■ REQUIREMENTS
Look through the material below. Copy each line that contains the string "tatters".

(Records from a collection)
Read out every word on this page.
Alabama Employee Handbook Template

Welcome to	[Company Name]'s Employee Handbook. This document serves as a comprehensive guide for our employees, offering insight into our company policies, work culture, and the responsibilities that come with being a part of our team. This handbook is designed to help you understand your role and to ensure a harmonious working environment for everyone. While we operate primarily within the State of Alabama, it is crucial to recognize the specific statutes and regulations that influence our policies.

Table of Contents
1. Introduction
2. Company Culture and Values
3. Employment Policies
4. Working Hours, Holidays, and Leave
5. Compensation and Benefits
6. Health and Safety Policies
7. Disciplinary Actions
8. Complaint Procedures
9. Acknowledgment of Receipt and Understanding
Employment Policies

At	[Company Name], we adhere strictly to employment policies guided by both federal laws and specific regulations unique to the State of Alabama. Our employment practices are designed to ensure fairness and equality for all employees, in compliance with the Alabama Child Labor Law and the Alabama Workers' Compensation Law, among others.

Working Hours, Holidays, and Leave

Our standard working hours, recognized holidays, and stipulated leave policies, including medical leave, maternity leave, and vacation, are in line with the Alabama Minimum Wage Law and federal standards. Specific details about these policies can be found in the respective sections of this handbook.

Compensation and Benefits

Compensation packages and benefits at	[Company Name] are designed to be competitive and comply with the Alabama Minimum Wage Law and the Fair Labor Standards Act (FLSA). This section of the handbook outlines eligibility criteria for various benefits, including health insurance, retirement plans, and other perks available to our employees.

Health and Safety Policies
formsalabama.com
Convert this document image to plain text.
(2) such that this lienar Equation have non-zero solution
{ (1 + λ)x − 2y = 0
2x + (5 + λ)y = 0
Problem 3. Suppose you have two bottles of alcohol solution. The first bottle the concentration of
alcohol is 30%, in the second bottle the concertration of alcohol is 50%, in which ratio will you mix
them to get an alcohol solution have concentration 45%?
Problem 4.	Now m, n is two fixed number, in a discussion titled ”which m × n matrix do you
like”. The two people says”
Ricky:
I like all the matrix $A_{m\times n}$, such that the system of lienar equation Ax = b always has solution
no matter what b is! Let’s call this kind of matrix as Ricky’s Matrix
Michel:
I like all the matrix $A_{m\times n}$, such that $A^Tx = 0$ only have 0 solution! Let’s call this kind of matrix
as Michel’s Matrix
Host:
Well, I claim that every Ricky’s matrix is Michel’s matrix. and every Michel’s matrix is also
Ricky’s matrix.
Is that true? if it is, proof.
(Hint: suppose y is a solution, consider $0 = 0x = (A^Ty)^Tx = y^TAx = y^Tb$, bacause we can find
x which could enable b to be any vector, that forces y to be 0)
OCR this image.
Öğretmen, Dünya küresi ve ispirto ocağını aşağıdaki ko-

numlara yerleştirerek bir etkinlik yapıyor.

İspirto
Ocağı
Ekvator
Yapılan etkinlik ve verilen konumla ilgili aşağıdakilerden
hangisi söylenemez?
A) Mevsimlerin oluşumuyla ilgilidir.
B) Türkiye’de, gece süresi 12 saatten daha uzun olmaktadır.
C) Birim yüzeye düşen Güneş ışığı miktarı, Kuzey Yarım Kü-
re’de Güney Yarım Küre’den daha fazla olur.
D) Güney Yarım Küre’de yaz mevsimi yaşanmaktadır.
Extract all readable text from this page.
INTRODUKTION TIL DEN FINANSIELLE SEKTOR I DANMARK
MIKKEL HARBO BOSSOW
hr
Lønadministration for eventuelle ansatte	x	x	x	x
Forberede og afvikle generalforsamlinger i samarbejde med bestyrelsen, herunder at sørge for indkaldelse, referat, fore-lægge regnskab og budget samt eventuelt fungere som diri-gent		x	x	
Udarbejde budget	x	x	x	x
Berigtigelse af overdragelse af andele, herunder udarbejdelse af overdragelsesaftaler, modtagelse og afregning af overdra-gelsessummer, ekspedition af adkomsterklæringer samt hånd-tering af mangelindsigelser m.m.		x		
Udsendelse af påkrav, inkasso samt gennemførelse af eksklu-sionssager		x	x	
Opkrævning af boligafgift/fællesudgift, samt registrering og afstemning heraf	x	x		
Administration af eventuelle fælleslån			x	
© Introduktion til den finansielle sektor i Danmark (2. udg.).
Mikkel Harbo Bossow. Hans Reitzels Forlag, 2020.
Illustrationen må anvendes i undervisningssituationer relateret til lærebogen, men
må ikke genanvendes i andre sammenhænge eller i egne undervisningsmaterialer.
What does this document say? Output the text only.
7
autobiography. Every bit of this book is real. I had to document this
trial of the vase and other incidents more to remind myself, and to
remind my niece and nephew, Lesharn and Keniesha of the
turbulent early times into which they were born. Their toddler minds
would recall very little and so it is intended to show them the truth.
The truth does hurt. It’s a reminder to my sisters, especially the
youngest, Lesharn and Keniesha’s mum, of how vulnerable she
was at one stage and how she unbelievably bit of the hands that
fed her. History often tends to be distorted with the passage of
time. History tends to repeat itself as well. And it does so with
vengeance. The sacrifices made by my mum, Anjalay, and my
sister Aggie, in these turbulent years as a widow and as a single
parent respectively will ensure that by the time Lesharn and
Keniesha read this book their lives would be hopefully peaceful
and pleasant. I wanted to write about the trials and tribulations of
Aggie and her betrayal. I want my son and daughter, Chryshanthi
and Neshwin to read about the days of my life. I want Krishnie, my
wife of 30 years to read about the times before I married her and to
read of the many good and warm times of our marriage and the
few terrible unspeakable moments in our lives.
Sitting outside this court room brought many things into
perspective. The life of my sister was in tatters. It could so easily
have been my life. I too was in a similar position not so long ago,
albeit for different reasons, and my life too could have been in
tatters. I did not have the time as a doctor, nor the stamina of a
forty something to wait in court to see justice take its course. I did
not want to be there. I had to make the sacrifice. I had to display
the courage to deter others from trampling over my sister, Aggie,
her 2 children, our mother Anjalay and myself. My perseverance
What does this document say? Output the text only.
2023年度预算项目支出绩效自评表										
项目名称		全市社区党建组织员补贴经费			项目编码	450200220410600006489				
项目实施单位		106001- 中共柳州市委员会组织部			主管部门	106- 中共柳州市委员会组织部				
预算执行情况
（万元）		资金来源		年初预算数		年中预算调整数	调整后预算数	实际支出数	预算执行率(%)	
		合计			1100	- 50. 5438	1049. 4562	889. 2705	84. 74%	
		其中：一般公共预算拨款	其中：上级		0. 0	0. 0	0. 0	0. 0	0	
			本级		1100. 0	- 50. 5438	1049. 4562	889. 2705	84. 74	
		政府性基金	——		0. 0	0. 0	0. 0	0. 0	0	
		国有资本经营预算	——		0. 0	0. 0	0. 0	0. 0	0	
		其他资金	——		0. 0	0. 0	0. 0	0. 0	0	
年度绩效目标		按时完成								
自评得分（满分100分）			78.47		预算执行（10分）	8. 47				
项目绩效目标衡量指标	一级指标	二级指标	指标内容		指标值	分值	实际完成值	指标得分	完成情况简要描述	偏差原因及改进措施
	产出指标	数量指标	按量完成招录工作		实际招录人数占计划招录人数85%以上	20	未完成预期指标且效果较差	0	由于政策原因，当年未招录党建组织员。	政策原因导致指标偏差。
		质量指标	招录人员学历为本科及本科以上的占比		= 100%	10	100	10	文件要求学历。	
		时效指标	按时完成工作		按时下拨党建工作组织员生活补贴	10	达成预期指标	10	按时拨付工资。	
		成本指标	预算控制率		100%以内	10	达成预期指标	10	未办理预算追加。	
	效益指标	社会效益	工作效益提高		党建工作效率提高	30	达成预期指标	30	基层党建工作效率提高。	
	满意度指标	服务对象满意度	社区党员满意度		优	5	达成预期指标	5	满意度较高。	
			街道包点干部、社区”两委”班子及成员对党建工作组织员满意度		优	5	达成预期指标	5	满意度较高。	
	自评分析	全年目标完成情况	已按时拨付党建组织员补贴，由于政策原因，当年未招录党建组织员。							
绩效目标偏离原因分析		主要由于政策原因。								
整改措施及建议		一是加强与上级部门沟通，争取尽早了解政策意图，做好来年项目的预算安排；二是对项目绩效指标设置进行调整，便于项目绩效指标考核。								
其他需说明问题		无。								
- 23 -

■ SOLUTION TO THIS EXERCISE
perspective. The life of my sister was in tatters. It could so easily
tatters. I did not have the time as a doctor, nor the stamina of a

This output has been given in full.